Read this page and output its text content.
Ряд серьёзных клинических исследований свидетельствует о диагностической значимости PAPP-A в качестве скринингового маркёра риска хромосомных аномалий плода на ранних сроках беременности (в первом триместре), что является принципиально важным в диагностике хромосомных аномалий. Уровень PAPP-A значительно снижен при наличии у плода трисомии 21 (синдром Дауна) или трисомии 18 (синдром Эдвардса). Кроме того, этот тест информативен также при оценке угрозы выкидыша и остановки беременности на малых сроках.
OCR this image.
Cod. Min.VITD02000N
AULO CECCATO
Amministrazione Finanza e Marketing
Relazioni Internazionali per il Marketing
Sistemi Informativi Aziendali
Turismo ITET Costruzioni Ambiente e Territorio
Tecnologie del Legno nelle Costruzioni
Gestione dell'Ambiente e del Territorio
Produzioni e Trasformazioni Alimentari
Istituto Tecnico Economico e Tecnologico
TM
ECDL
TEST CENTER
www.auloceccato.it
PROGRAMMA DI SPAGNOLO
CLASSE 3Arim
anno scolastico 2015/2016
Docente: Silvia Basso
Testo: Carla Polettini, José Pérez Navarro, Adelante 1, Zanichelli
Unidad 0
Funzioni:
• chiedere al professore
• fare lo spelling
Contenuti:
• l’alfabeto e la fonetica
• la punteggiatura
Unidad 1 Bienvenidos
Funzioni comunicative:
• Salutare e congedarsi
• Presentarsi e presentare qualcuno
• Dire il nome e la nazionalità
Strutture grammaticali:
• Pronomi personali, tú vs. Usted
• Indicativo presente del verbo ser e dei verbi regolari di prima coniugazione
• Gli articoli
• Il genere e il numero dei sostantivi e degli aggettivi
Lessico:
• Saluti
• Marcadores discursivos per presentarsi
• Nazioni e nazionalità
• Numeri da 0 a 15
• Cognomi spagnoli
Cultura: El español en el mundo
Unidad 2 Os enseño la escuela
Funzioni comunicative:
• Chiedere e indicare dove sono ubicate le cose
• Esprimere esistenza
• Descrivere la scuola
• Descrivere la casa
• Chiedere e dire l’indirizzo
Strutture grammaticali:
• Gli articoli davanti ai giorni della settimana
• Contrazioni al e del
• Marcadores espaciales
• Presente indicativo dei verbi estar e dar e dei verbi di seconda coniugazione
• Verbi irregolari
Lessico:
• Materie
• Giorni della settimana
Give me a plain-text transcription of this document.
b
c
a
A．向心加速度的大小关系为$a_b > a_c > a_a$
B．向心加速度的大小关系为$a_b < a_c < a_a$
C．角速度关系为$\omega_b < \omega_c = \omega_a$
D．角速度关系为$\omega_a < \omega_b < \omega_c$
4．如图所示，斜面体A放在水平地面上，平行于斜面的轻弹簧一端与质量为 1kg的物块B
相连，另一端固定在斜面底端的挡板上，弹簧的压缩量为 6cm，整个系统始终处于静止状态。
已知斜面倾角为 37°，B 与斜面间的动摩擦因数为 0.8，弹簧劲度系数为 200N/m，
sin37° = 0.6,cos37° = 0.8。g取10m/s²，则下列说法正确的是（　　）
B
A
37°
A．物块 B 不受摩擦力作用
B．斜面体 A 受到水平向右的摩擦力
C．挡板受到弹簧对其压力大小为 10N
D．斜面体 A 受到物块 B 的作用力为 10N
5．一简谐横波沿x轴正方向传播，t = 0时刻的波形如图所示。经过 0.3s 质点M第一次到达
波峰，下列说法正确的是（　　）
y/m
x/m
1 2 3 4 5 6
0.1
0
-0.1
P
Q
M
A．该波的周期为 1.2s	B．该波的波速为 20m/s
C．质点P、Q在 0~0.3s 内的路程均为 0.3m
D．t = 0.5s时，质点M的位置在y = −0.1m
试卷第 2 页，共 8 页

• _TASK REQUIREMENTS_
Go through the material line by line. Show each line that contains the string "向心加速度的大小关系为".

• _EXERCISE RESPONSE_
A．向心加速度的大小关系为$a_b > a_c > a_a$
B．向心加速度的大小关系为$a_b < a_c < a_a$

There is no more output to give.